Exercises>
(A) Reproduce the passage of the Cusco horseback riding text word for word, starting at "Yes, if you" and ending at "on hard ground.".
(B) Pick up the Cusco horseback riding text after its last sentence and write the section that follows.

Horseback riding around Cusco
Is horseback riding around Cusco worth it?
Yes, if you choose carefully. The best rides reach the upper ruins (Sacsayhuamán, Qenqo, Tambomachay) or wind through the Sacred Valley on Peruvian Paso horses. Half-day rides run roughly S/120–250 (about $32–68); the variable is welfare, so vet the stable before you book.
What a Cusco ride actually involves
Horseback riding around Cusco is sold two ways, and the gap between them is wide. At the honest end are real trail rides — a couple of hours up to the ruins above town, or a half-day looping through the Sacred Valley on a well-kept horse with a guide who can pace the group. At the other end are the curbside touts near Sacsayhuamán who wave a tired animal at you, quote S/40 for “one hour,” and deliver a ten-minute shuffle on hard ground.

Raw data>
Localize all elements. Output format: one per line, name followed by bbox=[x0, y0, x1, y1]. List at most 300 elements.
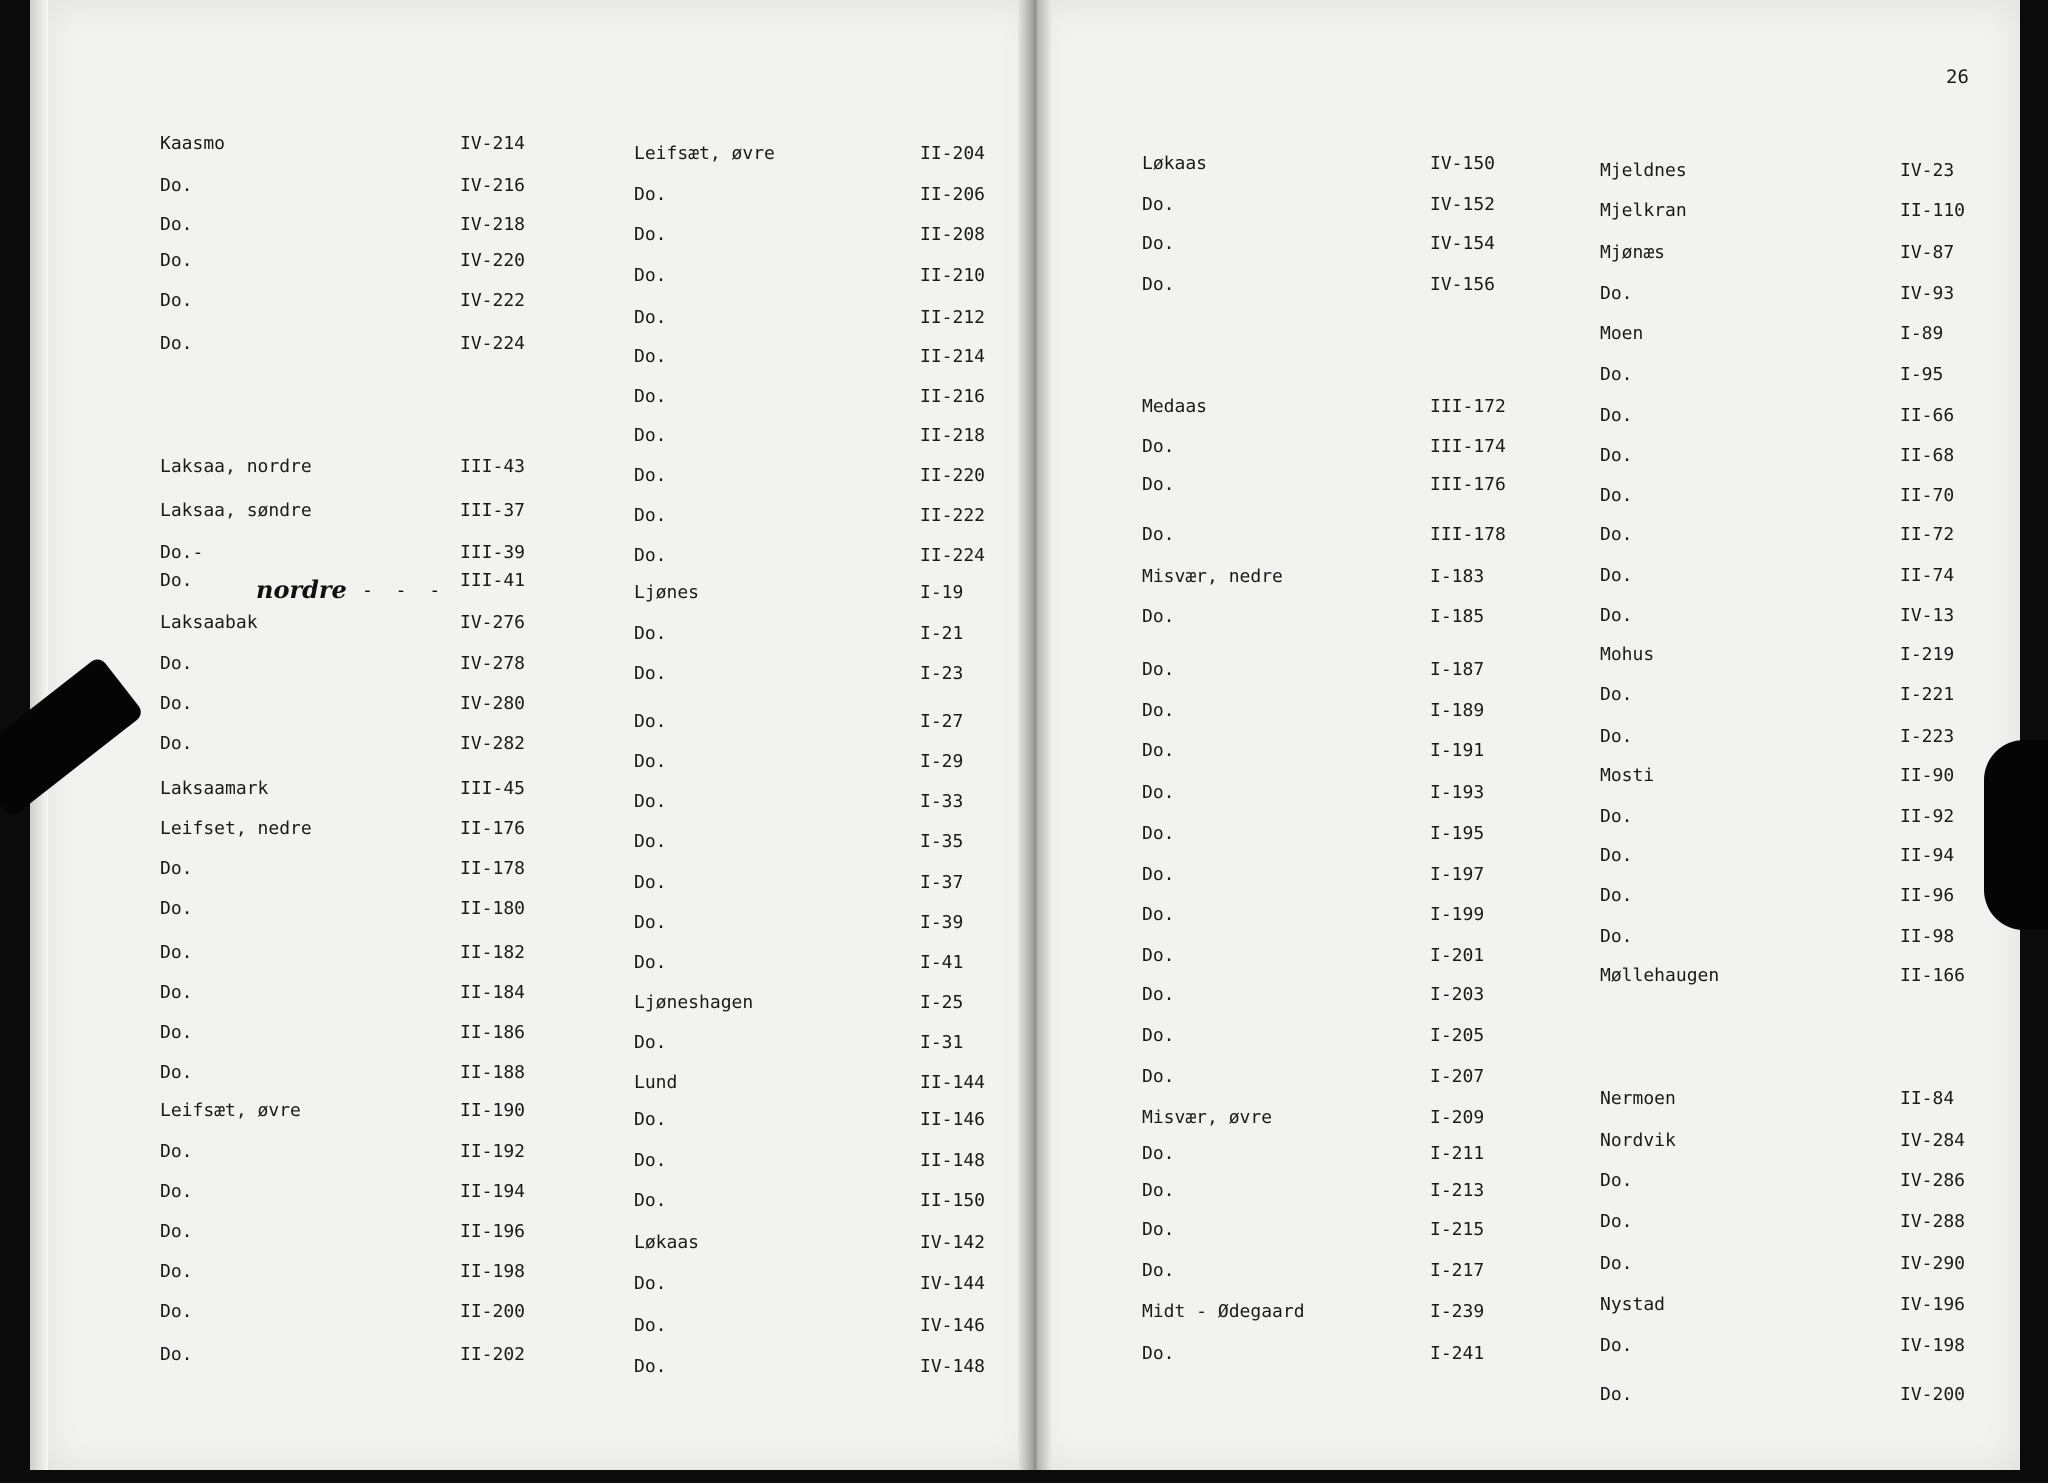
entry-name: Do. bbox=[1600, 1335, 1633, 1356]
entry-name: Mosti bbox=[1600, 765, 1655, 786]
entry-name: Do. bbox=[1600, 485, 1633, 506]
index-entry bbox=[634, 423, 1010, 449]
index-entry bbox=[160, 1020, 550, 1046]
entry-name: Do. bbox=[160, 1141, 193, 1162]
entry-reference: III-37 bbox=[460, 500, 526, 521]
entry-name: Do. bbox=[1142, 864, 1175, 885]
entry-name: Do. bbox=[160, 858, 193, 879]
entry-name: Leifset, nedre bbox=[160, 818, 312, 839]
entry-name: Do. bbox=[1600, 445, 1633, 466]
entry-name: Do. bbox=[634, 465, 667, 486]
index-entry bbox=[634, 580, 1010, 606]
index-entry bbox=[1600, 522, 1990, 548]
entry-reference: II-94 bbox=[1900, 845, 1955, 866]
index-entry bbox=[160, 173, 550, 199]
entry-name: Do. bbox=[634, 545, 667, 566]
index-entry bbox=[1142, 192, 1520, 218]
entry-reference: III-178 bbox=[1430, 524, 1506, 545]
index-entry bbox=[634, 503, 1010, 529]
entry-name: Do. bbox=[1142, 233, 1175, 254]
index-entry bbox=[1142, 604, 1520, 630]
index-entry bbox=[160, 498, 550, 524]
entry-reference: I-207 bbox=[1430, 1066, 1485, 1087]
entry-reference: II-92 bbox=[1900, 806, 1955, 827]
entry-name: Laksaa, nordre bbox=[160, 456, 312, 477]
entry-name: Do. bbox=[1142, 1143, 1175, 1164]
entry-name: Do. bbox=[1142, 1180, 1175, 1201]
index-entry bbox=[160, 568, 550, 594]
entry-name: Do. bbox=[1600, 1211, 1633, 1232]
entry-reference: II-144 bbox=[920, 1072, 986, 1093]
index-entry bbox=[160, 940, 550, 966]
entry-reference: I-195 bbox=[1430, 823, 1485, 844]
index-entry bbox=[160, 731, 550, 757]
index-entry bbox=[634, 1313, 1010, 1339]
page-number: 26 bbox=[1946, 66, 1969, 88]
entry-reference: III-39 bbox=[460, 542, 526, 563]
entry-name: Do. bbox=[160, 693, 193, 714]
entry-reference: I-205 bbox=[1430, 1025, 1485, 1046]
index-entry bbox=[160, 896, 550, 922]
entry-reference: I-41 bbox=[920, 952, 964, 973]
entry-name: Ljønes bbox=[634, 582, 700, 603]
entry-name: Do. bbox=[1142, 274, 1175, 295]
entry-reference: II-90 bbox=[1900, 765, 1955, 786]
index-entry bbox=[160, 288, 550, 314]
entry-reference: I-29 bbox=[920, 751, 964, 772]
index-entry bbox=[634, 1030, 1010, 1056]
index-entry bbox=[1600, 1251, 1990, 1277]
entry-reference: IV-288 bbox=[1900, 1211, 1966, 1232]
entry-name: Do. bbox=[160, 1221, 193, 1242]
entry-name: Do. bbox=[1142, 1066, 1175, 1087]
entry-reference: II-186 bbox=[460, 1022, 526, 1043]
entry-reference: IV-278 bbox=[460, 653, 526, 674]
entry-reference: I-213 bbox=[1430, 1180, 1485, 1201]
entry-reference: I-183 bbox=[1430, 566, 1485, 587]
entry-reference: II-70 bbox=[1900, 485, 1955, 506]
entry-name: Løkaas bbox=[634, 1232, 700, 1253]
index-entry bbox=[1142, 231, 1520, 257]
index-entry bbox=[634, 870, 1010, 896]
entry-name: Do. bbox=[160, 982, 193, 1003]
entry-name: Do. bbox=[634, 751, 667, 772]
entry-reference: II-202 bbox=[460, 1344, 526, 1365]
entry-reference: I-219 bbox=[1900, 644, 1955, 665]
index-entry bbox=[634, 222, 1010, 248]
index-entry bbox=[1142, 780, 1520, 806]
index-entry bbox=[1142, 564, 1520, 590]
entry-reference: IV-196 bbox=[1900, 1294, 1966, 1315]
index-entry bbox=[1142, 1217, 1520, 1243]
entry-name: Do. bbox=[1142, 700, 1175, 721]
entry-reference: I-95 bbox=[1900, 364, 1944, 385]
entry-reference: III-174 bbox=[1430, 436, 1506, 457]
entry-reference: IV-150 bbox=[1430, 153, 1496, 174]
index-entry bbox=[1600, 924, 1990, 950]
entry-reference: IV-198 bbox=[1900, 1335, 1966, 1356]
entry-reference: II-182 bbox=[460, 942, 526, 963]
index-entry bbox=[634, 463, 1010, 489]
index-entry bbox=[634, 749, 1010, 775]
index-entry bbox=[634, 910, 1010, 936]
entry-reference: II-190 bbox=[460, 1100, 526, 1121]
entry-name: Do. bbox=[160, 1301, 193, 1322]
entry-name: Do. bbox=[160, 250, 193, 271]
entry-reference: IV-276 bbox=[460, 612, 526, 633]
index-entry bbox=[1600, 804, 1990, 830]
entry-reference: I-197 bbox=[1430, 864, 1485, 885]
entry-name: Do. bbox=[634, 912, 667, 933]
entry-reference: II-176 bbox=[460, 818, 526, 839]
index-entry bbox=[160, 1299, 550, 1325]
entry-name: Do. bbox=[1600, 405, 1633, 426]
entry-reference: II-188 bbox=[460, 1062, 526, 1083]
entry-name: Do. bbox=[634, 623, 667, 644]
index-entry bbox=[1142, 1064, 1520, 1090]
entry-name: Do. bbox=[634, 1109, 667, 1130]
entry-reference: II-166 bbox=[1900, 965, 1966, 986]
index-entry bbox=[634, 709, 1010, 735]
annotation-dashes: - - - bbox=[362, 580, 447, 601]
entry-reference: II-216 bbox=[920, 386, 986, 407]
index-entry bbox=[1600, 1128, 1990, 1154]
entry-name: Nermoen bbox=[1600, 1088, 1676, 1109]
entry-name: Do. bbox=[1142, 194, 1175, 215]
entry-name: Laksaamark bbox=[160, 778, 269, 799]
entry-name: Do. bbox=[1600, 565, 1633, 586]
index-entry bbox=[1142, 657, 1520, 683]
index-entry bbox=[160, 1219, 550, 1245]
index-entry bbox=[1600, 724, 1990, 750]
entry-name: Leifsæt, øvre bbox=[634, 143, 775, 164]
entry-reference: II-84 bbox=[1900, 1088, 1955, 1109]
entry-name: Do. bbox=[1600, 885, 1633, 906]
entry-name: Do. bbox=[634, 711, 667, 732]
index-entry bbox=[1600, 240, 1990, 266]
entry-reference: II-98 bbox=[1900, 926, 1955, 947]
index-entry bbox=[160, 1259, 550, 1285]
index-entry bbox=[634, 1354, 1010, 1380]
index-entry bbox=[1142, 522, 1520, 548]
entry-name: Leifsæt, øvre bbox=[160, 1100, 301, 1121]
entry-name: Do. bbox=[1142, 1219, 1175, 1240]
entry-reference: II-68 bbox=[1900, 445, 1955, 466]
entry-reference: IV-284 bbox=[1900, 1130, 1966, 1151]
entry-reference: II-96 bbox=[1900, 885, 1955, 906]
entry-reference: IV-23 bbox=[1900, 160, 1955, 181]
index-entry bbox=[634, 621, 1010, 647]
index-entry bbox=[1142, 394, 1520, 420]
entry-name: Midt - Ødegaard bbox=[1142, 1301, 1305, 1322]
index-entry bbox=[1600, 1209, 1990, 1235]
entry-name: Do. bbox=[160, 290, 193, 311]
entry-name: Do. bbox=[634, 1150, 667, 1171]
book-gutter bbox=[1018, 0, 1052, 1470]
index-entry bbox=[1600, 1333, 1990, 1359]
entry-name: Laksaabak bbox=[160, 612, 258, 633]
entry-name: Do. bbox=[160, 333, 193, 354]
entry-reference: IV-13 bbox=[1900, 605, 1955, 626]
index-entry bbox=[1600, 763, 1990, 789]
entry-name: Do. bbox=[1142, 945, 1175, 966]
entry-reference: II-110 bbox=[1900, 200, 1966, 221]
index-entry bbox=[634, 1188, 1010, 1214]
entry-name: Do. bbox=[1600, 845, 1633, 866]
entry-name: Do. bbox=[1142, 740, 1175, 761]
index-entry bbox=[634, 789, 1010, 815]
entry-reference: I-241 bbox=[1430, 1343, 1485, 1364]
entry-reference: I-33 bbox=[920, 791, 964, 812]
entry-reference: IV-87 bbox=[1900, 242, 1955, 263]
index-entry bbox=[1142, 698, 1520, 724]
entry-reference: IV-142 bbox=[920, 1232, 986, 1253]
entry-name: Do. bbox=[1600, 926, 1633, 947]
index-entry bbox=[1600, 1168, 1990, 1194]
index-entry bbox=[634, 384, 1010, 410]
index-entry bbox=[1142, 738, 1520, 764]
index-entry bbox=[1600, 483, 1990, 509]
handwritten-annotation: nordre bbox=[256, 575, 347, 604]
entry-name: Mjønæs bbox=[1600, 242, 1666, 263]
entry-reference: III-172 bbox=[1430, 396, 1506, 417]
entry-name: Do. bbox=[634, 952, 667, 973]
entry-reference: I-21 bbox=[920, 623, 964, 644]
entry-reference: II-66 bbox=[1900, 405, 1955, 426]
entry-name: Do. bbox=[1142, 1025, 1175, 1046]
entry-name: Do. bbox=[634, 505, 667, 526]
index-entry bbox=[634, 661, 1010, 687]
index-entry bbox=[1142, 821, 1520, 847]
entry-reference: IV-282 bbox=[460, 733, 526, 754]
entry-reference: II-224 bbox=[920, 545, 986, 566]
entry-reference: IV-220 bbox=[460, 250, 526, 271]
index-entry bbox=[160, 1179, 550, 1205]
entry-name: Do. bbox=[1600, 684, 1633, 705]
entry-reference: I-39 bbox=[920, 912, 964, 933]
index-entry bbox=[160, 1098, 550, 1124]
entry-reference: I-187 bbox=[1430, 659, 1485, 680]
entry-reference: I-193 bbox=[1430, 782, 1485, 803]
index-entry bbox=[634, 829, 1010, 855]
index-entry bbox=[1142, 1341, 1520, 1367]
entry-reference: II-206 bbox=[920, 184, 986, 205]
index-entry bbox=[160, 131, 550, 157]
index-entry bbox=[1600, 321, 1990, 347]
index-entry bbox=[160, 610, 550, 636]
entry-reference: IV-148 bbox=[920, 1356, 986, 1377]
index-entry bbox=[1600, 1382, 1990, 1408]
entry-reference: III-45 bbox=[460, 778, 526, 799]
entry-reference: II-210 bbox=[920, 265, 986, 286]
entry-reference: I-223 bbox=[1900, 726, 1955, 747]
entry-name: Do. bbox=[634, 265, 667, 286]
index-entry bbox=[1600, 642, 1990, 668]
index-entry bbox=[1600, 883, 1990, 909]
entry-name: Do. bbox=[160, 653, 193, 674]
entry-name: Do. bbox=[160, 1062, 193, 1083]
entry-reference: IV-218 bbox=[460, 214, 526, 235]
index-entry bbox=[1142, 982, 1520, 1008]
index-entry bbox=[634, 1271, 1010, 1297]
entry-reference: I-191 bbox=[1430, 740, 1485, 761]
entry-name: Do. bbox=[1600, 1170, 1633, 1191]
entry-name: Do. bbox=[1142, 782, 1175, 803]
entry-name: Do. bbox=[160, 1261, 193, 1282]
entry-reference: II-74 bbox=[1900, 565, 1955, 586]
entry-name: Do. bbox=[1142, 436, 1175, 457]
entry-name: Moen bbox=[1600, 323, 1644, 344]
entry-reference: I-37 bbox=[920, 872, 964, 893]
entry-reference: I-203 bbox=[1430, 984, 1485, 1005]
index-entry bbox=[1142, 902, 1520, 928]
entry-reference: I-189 bbox=[1430, 700, 1485, 721]
entry-name: Do. bbox=[634, 831, 667, 852]
index-entry bbox=[1600, 963, 1990, 989]
entry-name: Nystad bbox=[1600, 1294, 1666, 1315]
entry-reference: IV-280 bbox=[460, 693, 526, 714]
entry-name: Do. bbox=[634, 1190, 667, 1211]
entry-reference: IV-154 bbox=[1430, 233, 1496, 254]
index-entry bbox=[160, 816, 550, 842]
index-entry bbox=[1600, 682, 1990, 708]
entry-name: Do. bbox=[634, 224, 667, 245]
entry-name: Do. bbox=[1142, 1343, 1175, 1364]
entry-reference: II-148 bbox=[920, 1150, 986, 1171]
entry-name: Do. bbox=[634, 791, 667, 812]
entry-reference: II-222 bbox=[920, 505, 986, 526]
index-entry bbox=[160, 776, 550, 802]
entry-name: Do.- bbox=[160, 542, 204, 563]
entry-reference: II-72 bbox=[1900, 524, 1955, 545]
entry-reference: II-198 bbox=[460, 1261, 526, 1282]
entry-reference: I-221 bbox=[1900, 684, 1955, 705]
entry-reference: IV-290 bbox=[1900, 1253, 1966, 1274]
entry-reference: II-194 bbox=[460, 1181, 526, 1202]
index-entry bbox=[1600, 603, 1990, 629]
entry-name: Do. bbox=[634, 425, 667, 446]
index-entry bbox=[1600, 843, 1990, 869]
entry-reference: IV-216 bbox=[460, 175, 526, 196]
entry-reference: I-215 bbox=[1430, 1219, 1485, 1240]
entry-name: Kaasmo bbox=[160, 133, 226, 154]
binder-clip-right bbox=[1984, 740, 2048, 930]
entry-reference: I-199 bbox=[1430, 904, 1485, 925]
index-entry bbox=[160, 331, 550, 357]
entry-reference: I-209 bbox=[1430, 1107, 1485, 1128]
entry-name: Do. bbox=[160, 1022, 193, 1043]
entry-name: Lund bbox=[634, 1072, 678, 1093]
entry-name: Do. bbox=[160, 570, 193, 591]
index-entry bbox=[634, 1107, 1010, 1133]
entry-reference: II-218 bbox=[920, 425, 986, 446]
index-entry bbox=[1142, 943, 1520, 969]
entry-reference: II-212 bbox=[920, 307, 986, 328]
index-entry bbox=[160, 980, 550, 1006]
index-entry bbox=[1142, 1178, 1520, 1204]
entry-name: Do. bbox=[634, 346, 667, 367]
entry-name: Do. bbox=[634, 1032, 667, 1053]
entry-reference: II-192 bbox=[460, 1141, 526, 1162]
entry-name: Do. bbox=[1142, 606, 1175, 627]
entry-reference: IV-200 bbox=[1900, 1384, 1966, 1405]
entry-reference: I-27 bbox=[920, 711, 964, 732]
entry-name: Do. bbox=[634, 386, 667, 407]
index-entry bbox=[1142, 1141, 1520, 1167]
entry-reference: II-150 bbox=[920, 1190, 986, 1211]
entry-reference: IV-152 bbox=[1430, 194, 1496, 215]
entry-name: Misvær, øvre bbox=[1142, 1107, 1273, 1128]
entry-reference: I-185 bbox=[1430, 606, 1485, 627]
entry-name: Do. bbox=[634, 872, 667, 893]
index-entry bbox=[160, 540, 550, 566]
entry-name: Do. bbox=[1600, 283, 1633, 304]
entry-name: Do. bbox=[1600, 524, 1633, 545]
entry-reference: I-25 bbox=[920, 992, 964, 1013]
index-entry bbox=[1142, 472, 1520, 498]
entry-reference: I-31 bbox=[920, 1032, 964, 1053]
entry-reference: II-208 bbox=[920, 224, 986, 245]
entry-reference: I-23 bbox=[920, 663, 964, 684]
index-entry bbox=[1600, 1292, 1990, 1318]
entry-reference: I-89 bbox=[1900, 323, 1944, 344]
entry-name: Do. bbox=[160, 733, 193, 754]
index-entry bbox=[160, 1342, 550, 1368]
entry-reference: III-43 bbox=[460, 456, 526, 477]
entry-name: Do. bbox=[634, 663, 667, 684]
entry-name: Laksaa, søndre bbox=[160, 500, 312, 521]
index-entry bbox=[1142, 1299, 1520, 1325]
index-entry bbox=[1142, 862, 1520, 888]
index-entry bbox=[634, 305, 1010, 331]
entry-reference: II-200 bbox=[460, 1301, 526, 1322]
entry-name: Do. bbox=[160, 1344, 193, 1365]
entry-name: Do. bbox=[1600, 605, 1633, 626]
entry-name: Do. bbox=[634, 1273, 667, 1294]
entry-name: Do. bbox=[160, 942, 193, 963]
entry-reference: IV-93 bbox=[1900, 283, 1955, 304]
index-entry bbox=[160, 856, 550, 882]
index-entry bbox=[634, 990, 1010, 1016]
entry-name: Møllehaugen bbox=[1600, 965, 1720, 986]
index-entry bbox=[1600, 198, 1990, 224]
entry-name: Mohus bbox=[1600, 644, 1655, 665]
index-entry bbox=[1142, 1105, 1520, 1131]
entry-name: Do. bbox=[1142, 659, 1175, 680]
entry-reference: II-196 bbox=[460, 1221, 526, 1242]
entry-reference: I-19 bbox=[920, 582, 964, 603]
entry-name: Do. bbox=[160, 898, 193, 919]
entry-reference: III-41 bbox=[460, 570, 526, 591]
index-entry bbox=[1600, 1086, 1990, 1112]
index-entry bbox=[1600, 443, 1990, 469]
entry-reference: I-211 bbox=[1430, 1143, 1485, 1164]
entry-name: Ljøneshagen bbox=[634, 992, 754, 1013]
index-entry bbox=[1600, 362, 1990, 388]
index-entry bbox=[160, 1060, 550, 1086]
entry-reference: II-214 bbox=[920, 346, 986, 367]
entry-name: Nordvik bbox=[1600, 1130, 1676, 1151]
index-entry bbox=[634, 1070, 1010, 1096]
entry-reference: II-184 bbox=[460, 982, 526, 1003]
index-entry bbox=[1142, 434, 1520, 460]
index-entry bbox=[634, 141, 1010, 167]
entry-name: Do. bbox=[1142, 524, 1175, 545]
index-entry bbox=[1142, 151, 1520, 177]
entry-reference: IV-146 bbox=[920, 1315, 986, 1336]
entry-name: Mjelkran bbox=[1600, 200, 1687, 221]
index-entry bbox=[160, 212, 550, 238]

Expected results>
(A)
Yes, if you choose carefully. The best rides reach the upper ruins (Sacsayhuamán, Qenqo, Tambomachay) or wind through the Sacred Valley on Peruvian Paso horses. Half-day rides run roughly S/120–250 (about $32–68); the variable is welfare, so vet the stable before you book.
What a Cusco ride actually involves
Horseback riding around Cusco is sold two ways, and the gap between them is wide. At the honest end are real trail rides — a couple of hours up to the ruins above town, or a half-day looping through the Sacred Valley on a well-kept horse with a guide who can pace the group. At the other end are the curbside touts near Sacsayhuamán who wave a tired animal at you, quote S/40 for “one hour,” and deliver a ten-minute shuffle on hard ground.

(B)
This guide is about telling the two apart, getting fair value, and not contributing to the worst of the welfare problems that dog cheap Andean horse tourism. Riding here is genuinely rewarding when the operator runs a tight ship: the high grassland above Cusco is open and dramatic, and a Peruvian Paso — bred for a smooth four-beat gait — is a comfortable horse to spend a morning on. But it pays to choose deliberately rather than grabbing the first offer at the trailhead.
A note on expectations first. These are not the long, fast trail rides of Patagonia or the American West. The standard product is a walk with the occasional trot, on calm horses, suited to people who have never ridden. If you want canter, distance, and a horse that responds to a confident rider, that exists too — but you have to ask for it and pay for it, and you should ride with an operator who grades horses and routes by ability.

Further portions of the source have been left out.